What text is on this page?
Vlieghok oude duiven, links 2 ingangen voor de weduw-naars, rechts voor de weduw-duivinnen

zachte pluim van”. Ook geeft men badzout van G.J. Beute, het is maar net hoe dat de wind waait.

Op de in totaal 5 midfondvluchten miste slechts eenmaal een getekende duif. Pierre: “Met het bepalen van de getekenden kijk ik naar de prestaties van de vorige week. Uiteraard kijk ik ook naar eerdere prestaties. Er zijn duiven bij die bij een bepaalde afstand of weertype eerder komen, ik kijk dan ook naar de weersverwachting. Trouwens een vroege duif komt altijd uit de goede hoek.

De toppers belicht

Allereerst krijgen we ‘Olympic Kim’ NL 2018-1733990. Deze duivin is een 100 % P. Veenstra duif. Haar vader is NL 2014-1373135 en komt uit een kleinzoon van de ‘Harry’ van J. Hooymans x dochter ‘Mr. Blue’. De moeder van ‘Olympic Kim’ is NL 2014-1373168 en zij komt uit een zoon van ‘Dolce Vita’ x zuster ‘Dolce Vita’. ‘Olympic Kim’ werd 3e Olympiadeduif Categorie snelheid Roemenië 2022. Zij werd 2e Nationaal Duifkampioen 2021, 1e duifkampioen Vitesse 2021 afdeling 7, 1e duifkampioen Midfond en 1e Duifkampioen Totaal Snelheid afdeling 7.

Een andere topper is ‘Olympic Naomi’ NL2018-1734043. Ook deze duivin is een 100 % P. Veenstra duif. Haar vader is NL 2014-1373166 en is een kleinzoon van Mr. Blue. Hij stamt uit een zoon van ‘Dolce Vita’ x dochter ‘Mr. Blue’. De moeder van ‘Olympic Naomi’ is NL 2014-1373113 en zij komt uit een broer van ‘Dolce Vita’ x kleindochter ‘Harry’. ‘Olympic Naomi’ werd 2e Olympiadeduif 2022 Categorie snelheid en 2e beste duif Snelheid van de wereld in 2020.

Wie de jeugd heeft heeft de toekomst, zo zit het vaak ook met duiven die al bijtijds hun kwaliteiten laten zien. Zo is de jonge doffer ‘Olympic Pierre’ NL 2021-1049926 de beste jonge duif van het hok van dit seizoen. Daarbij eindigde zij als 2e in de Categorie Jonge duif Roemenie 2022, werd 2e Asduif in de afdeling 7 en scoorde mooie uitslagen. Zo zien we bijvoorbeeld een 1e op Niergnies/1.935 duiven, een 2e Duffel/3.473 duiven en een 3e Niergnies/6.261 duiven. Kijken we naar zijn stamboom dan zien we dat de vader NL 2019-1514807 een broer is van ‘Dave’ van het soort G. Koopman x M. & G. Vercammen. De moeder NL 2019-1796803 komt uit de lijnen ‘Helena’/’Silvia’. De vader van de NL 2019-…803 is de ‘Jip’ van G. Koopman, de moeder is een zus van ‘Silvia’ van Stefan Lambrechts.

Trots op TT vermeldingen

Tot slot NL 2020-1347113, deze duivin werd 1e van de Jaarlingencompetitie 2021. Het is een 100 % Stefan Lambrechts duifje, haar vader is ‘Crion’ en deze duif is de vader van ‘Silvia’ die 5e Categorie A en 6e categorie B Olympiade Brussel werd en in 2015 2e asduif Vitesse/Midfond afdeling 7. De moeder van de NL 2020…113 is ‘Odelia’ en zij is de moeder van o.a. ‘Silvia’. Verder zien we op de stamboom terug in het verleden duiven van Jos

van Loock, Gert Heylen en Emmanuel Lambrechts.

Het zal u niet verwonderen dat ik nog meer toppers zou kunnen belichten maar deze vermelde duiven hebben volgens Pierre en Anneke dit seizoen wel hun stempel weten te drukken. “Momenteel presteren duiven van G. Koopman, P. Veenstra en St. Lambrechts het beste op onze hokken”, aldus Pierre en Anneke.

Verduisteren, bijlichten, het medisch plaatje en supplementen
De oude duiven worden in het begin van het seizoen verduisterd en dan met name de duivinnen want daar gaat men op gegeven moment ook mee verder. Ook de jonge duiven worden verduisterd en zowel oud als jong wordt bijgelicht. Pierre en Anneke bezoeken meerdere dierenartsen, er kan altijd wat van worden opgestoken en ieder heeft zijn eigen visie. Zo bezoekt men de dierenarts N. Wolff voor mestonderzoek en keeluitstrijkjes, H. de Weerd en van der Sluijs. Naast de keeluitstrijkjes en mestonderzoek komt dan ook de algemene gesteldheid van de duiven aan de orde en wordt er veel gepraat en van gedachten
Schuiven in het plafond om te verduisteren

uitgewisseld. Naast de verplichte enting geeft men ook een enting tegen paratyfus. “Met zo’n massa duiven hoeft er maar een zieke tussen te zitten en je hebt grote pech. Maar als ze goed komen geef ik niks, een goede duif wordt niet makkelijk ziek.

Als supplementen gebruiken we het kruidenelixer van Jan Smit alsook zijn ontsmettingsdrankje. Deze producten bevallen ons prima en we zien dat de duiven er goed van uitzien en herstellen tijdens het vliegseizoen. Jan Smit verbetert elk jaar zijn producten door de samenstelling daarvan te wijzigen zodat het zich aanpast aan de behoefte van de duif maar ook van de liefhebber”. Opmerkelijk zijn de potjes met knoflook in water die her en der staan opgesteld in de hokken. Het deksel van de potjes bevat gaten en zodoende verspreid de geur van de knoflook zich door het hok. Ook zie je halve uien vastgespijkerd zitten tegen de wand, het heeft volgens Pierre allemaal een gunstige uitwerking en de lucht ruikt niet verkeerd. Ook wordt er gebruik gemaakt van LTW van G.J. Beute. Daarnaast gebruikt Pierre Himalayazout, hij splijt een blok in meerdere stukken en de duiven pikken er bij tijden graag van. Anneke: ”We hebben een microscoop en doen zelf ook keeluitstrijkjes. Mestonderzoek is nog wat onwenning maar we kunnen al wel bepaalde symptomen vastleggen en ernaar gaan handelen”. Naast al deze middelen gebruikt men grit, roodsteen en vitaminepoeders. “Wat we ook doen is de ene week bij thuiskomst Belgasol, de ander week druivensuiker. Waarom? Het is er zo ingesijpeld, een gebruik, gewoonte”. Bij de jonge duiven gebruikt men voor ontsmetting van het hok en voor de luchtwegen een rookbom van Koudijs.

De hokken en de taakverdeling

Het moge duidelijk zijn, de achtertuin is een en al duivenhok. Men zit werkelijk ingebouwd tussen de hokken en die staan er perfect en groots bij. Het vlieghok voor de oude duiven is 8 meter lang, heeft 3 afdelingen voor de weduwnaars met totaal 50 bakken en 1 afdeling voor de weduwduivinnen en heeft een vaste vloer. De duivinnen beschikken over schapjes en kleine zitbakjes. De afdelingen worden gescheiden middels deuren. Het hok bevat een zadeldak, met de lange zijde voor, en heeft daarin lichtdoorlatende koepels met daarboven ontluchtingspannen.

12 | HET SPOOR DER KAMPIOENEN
+--
*Problem requirements*
Look through the data above. Each line containing the word "goede" needs to be copied.

*Task solution*
Op de in totaal 5 midfondvluchten miste slechts eenmaal een getekende duif. Pierre: “Met het bepalen van de getekenden kijk ik naar de prestaties van de vorige week. Uiteraard kijk ik ook naar eerdere prestaties. Er zijn duiven bij die bij een bepaalde afstand of weertype eerder komen, ik kijk dan ook naar de weersverwachting. Trouwens een vroege duif komt altijd uit de goede hoek.
uitgewisseld. Naast de verplichte enting geeft men ook een enting tegen paratyfus. “Met zo’n massa duiven hoeft er maar een zieke tussen te zitten en je hebt grote pech. Maar als ze goed komen geef ik niks, een goede duif wordt niet makkelijk ziek.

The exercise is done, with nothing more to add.